- **INSTRUCTIONS TO FOLLOW**
Look through the entries and report how many lines include the word "icon". Give the number alone.

- **Chart and figure data**

━━━━━━━━━━

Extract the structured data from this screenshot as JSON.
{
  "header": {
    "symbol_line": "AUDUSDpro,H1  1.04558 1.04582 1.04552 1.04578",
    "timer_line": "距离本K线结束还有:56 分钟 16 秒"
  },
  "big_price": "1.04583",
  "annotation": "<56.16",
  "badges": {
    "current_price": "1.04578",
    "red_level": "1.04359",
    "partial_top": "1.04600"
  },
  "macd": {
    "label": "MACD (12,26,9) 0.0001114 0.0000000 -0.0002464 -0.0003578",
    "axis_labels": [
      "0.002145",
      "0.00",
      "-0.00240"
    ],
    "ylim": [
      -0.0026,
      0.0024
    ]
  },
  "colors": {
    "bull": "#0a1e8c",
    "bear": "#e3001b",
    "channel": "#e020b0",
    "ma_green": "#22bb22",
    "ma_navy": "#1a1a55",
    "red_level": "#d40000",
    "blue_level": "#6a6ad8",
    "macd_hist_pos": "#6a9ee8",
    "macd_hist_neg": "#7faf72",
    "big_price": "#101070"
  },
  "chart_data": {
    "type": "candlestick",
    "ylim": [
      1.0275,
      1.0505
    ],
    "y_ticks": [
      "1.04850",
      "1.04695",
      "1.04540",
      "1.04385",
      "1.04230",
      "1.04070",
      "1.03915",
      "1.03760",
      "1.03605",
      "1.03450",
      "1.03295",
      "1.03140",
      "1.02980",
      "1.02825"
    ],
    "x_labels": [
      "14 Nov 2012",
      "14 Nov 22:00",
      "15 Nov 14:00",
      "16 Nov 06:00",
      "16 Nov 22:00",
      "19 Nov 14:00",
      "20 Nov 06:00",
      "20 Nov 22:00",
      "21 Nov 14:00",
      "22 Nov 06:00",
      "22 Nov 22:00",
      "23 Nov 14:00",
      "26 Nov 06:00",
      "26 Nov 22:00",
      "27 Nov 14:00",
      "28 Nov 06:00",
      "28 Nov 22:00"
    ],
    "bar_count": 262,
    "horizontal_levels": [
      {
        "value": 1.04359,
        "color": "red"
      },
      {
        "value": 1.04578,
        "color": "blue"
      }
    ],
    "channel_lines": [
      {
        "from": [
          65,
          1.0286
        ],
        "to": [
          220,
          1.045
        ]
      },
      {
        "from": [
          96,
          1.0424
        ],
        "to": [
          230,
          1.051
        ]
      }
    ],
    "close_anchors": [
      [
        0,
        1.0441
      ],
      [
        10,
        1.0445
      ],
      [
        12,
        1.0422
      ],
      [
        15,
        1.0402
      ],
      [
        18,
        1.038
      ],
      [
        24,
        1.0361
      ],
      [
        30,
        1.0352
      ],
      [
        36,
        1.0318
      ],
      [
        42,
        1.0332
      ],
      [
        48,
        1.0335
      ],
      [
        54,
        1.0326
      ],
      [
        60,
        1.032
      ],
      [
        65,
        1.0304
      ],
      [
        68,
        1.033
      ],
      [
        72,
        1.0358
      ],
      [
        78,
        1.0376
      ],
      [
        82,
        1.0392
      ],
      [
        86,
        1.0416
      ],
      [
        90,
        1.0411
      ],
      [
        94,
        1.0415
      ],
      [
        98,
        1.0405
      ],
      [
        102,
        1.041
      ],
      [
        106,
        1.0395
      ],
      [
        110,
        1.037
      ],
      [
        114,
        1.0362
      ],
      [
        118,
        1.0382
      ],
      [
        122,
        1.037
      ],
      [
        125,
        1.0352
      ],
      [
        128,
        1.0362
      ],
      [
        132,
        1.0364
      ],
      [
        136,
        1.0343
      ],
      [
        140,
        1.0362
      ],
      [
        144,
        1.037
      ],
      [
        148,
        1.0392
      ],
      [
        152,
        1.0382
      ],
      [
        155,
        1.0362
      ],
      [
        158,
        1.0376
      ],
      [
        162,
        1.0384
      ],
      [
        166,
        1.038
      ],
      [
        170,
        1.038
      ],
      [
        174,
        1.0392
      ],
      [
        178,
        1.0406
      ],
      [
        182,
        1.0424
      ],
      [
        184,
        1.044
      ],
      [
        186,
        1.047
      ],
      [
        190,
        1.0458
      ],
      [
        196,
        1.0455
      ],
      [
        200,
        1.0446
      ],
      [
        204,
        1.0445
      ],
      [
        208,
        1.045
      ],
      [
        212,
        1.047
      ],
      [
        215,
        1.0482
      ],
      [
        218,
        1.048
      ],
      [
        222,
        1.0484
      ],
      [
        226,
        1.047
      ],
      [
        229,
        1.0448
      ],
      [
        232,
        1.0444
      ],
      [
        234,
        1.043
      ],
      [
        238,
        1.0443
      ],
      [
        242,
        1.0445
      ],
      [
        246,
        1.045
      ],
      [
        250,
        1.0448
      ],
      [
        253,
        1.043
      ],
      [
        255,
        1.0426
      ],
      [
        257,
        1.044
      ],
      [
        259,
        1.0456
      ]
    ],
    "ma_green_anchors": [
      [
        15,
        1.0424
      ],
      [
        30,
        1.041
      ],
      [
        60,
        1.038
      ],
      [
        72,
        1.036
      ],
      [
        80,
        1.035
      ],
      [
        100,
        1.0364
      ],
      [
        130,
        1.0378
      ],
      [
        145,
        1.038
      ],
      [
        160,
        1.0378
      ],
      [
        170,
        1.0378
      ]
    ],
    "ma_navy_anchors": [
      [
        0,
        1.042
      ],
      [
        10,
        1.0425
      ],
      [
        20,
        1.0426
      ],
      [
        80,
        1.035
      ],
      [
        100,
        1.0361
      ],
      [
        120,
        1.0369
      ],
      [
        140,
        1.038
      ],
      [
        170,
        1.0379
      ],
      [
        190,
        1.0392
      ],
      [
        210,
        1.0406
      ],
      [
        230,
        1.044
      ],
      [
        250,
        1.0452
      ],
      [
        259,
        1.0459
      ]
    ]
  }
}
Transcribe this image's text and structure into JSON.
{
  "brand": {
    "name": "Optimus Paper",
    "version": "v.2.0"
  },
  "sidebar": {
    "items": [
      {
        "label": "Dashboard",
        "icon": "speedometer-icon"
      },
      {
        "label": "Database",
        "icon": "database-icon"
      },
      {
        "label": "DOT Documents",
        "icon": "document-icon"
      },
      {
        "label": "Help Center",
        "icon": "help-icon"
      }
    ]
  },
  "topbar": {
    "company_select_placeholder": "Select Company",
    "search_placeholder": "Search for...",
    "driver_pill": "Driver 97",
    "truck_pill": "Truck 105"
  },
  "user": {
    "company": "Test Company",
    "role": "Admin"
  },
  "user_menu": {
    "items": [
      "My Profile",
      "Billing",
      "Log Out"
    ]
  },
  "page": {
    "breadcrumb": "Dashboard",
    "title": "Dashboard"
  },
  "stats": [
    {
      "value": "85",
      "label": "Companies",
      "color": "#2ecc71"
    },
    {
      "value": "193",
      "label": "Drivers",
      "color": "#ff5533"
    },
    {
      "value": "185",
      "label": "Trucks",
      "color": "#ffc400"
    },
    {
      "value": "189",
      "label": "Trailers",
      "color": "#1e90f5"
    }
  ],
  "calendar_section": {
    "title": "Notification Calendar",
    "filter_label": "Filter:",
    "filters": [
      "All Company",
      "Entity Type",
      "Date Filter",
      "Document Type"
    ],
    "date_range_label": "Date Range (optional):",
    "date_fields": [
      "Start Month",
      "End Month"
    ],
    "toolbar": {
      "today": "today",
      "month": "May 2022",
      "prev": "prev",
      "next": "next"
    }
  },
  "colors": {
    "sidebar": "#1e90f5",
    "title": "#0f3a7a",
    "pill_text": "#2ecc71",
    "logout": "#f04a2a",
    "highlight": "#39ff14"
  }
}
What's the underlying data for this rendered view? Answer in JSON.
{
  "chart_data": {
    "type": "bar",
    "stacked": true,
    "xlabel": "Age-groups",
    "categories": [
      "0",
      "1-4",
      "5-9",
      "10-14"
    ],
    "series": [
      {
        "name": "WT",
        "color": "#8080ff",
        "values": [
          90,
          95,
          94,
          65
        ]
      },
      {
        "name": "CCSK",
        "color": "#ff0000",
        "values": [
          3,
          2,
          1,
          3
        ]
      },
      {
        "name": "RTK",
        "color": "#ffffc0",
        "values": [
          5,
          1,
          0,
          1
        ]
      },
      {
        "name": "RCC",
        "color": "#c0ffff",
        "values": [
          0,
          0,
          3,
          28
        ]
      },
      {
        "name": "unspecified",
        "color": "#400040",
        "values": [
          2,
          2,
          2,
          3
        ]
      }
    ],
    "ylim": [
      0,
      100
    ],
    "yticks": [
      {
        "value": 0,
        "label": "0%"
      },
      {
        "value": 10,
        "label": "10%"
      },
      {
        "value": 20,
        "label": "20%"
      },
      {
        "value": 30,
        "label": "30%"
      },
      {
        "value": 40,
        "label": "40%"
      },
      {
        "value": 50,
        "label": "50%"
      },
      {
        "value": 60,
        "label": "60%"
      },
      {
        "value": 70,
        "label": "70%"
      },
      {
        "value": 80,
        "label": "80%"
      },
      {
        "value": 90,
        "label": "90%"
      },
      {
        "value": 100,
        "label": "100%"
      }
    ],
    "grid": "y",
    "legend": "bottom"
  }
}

━━━━━━━━━━

- **ANSWER TO THE TASK**
4